WHAT TO DO:
For the teaching hospital text below, say whether each statement agrees with it. Answer yes or no for each, quoting the deciding words exactly. (a) Every teaching hospital is also an academic medical center. (b) Academic medical centers confer medical degrees. (c) As of December 2023, HospitalView includes over 1,300 teaching hospitals.

SELECTED PASSAGE:
——————————
Teaching Hospital

What is a Teaching Hospital?

Teaching hospitals educate medical students, residents, and other healthcare professionals who are finishing or continuing medical education.

Centers for Medicare and Medicaid Services (CMS) designates hospitals as teaching hospitals if they submitted Open Payments to CMS for Medicare direct graduate medical education (GME), IPPS indirect medical education (IME), or psychiatric hospital IME programs during the last calendar year.

How are teaching hospitals different than Academic Medical Centers?

Teaching hospitals are usually associated with a medical school and provide medical education and training to healthcare providers but do not necessarily issue medical degrees. Academic medical centers (AMCs) are affiliated with medical schools and confer medical degrees. Most AMCs are also teaching hospitals, but not all teaching hospitals are AMCs.

As of December 2023, there are over 1,300 teaching hospitals in HospitalView and just over 200 hospitals designated as AMCs. 196 of those hospitals are both an AMC and a teaching hospital.

Do you get better care at a teaching hospital?

There are several studies that provide evidence concluding that teaching hospitals have better overall patient outcomes than non-teaching and community hospitals. Additionally, teaching hospitals focus a lot of their resources on medical education and research, which can lead to access to cutting-edge treatments and specialists.

Although measuring the quality of care of a hospital can be challenging, teaching hospitals are often a good option when seeking serious medical treatment due to their highly experienced personnel and easy access to Level 1 trauma centers.
——————————
Document layout detection data
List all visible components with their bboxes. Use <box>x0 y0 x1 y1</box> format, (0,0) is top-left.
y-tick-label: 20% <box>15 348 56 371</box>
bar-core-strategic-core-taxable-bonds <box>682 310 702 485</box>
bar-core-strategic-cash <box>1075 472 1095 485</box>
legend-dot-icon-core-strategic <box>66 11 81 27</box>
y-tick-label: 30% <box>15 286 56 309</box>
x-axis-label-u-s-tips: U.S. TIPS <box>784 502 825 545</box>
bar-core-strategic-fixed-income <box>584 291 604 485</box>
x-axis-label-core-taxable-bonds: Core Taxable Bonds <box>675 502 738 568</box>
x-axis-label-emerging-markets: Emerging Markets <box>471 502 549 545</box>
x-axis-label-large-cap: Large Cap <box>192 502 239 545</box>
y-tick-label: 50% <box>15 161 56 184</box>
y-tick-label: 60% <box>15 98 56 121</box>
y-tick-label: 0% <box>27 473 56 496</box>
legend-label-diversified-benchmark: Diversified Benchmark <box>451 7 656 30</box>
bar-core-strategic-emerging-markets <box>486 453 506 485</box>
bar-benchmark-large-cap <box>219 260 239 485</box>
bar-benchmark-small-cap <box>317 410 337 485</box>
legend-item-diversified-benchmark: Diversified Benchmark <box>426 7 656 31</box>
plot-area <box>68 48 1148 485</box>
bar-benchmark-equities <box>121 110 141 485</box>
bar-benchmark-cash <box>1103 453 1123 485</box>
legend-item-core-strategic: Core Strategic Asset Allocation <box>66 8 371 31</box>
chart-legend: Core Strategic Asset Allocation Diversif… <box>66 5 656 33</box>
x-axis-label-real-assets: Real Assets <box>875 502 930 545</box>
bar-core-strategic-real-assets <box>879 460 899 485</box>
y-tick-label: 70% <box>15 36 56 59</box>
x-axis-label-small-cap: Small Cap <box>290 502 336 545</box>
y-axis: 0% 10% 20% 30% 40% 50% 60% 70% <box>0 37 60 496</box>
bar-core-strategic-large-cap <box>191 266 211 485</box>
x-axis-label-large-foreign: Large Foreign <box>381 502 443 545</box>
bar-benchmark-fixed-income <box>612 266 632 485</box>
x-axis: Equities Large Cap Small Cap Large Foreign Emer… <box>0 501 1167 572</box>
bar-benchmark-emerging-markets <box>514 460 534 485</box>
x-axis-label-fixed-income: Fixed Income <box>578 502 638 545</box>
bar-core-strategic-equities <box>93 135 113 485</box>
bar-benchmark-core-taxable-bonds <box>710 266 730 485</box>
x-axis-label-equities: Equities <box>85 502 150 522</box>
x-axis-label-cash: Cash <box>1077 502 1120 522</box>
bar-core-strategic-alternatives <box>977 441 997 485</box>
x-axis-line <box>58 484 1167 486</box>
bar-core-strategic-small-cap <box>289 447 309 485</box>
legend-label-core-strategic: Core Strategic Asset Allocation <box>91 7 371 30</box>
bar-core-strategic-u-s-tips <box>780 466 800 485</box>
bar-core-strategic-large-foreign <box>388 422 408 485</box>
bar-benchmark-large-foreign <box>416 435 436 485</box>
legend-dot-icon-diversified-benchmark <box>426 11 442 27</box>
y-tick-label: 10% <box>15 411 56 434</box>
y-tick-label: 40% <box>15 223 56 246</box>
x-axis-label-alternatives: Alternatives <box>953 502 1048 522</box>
——————————
RESPONSE:
(a) No: "Most AMCs are also teaching hospitals, but not all teaching hospitals are AMCs."
(b) Yes: "Academic medical centers (AMCs) are affiliated with medical schools and confer medical degrees."
(c) Yes: "As of December 2023, there are over 1,300 teaching hospitals in HospitalView"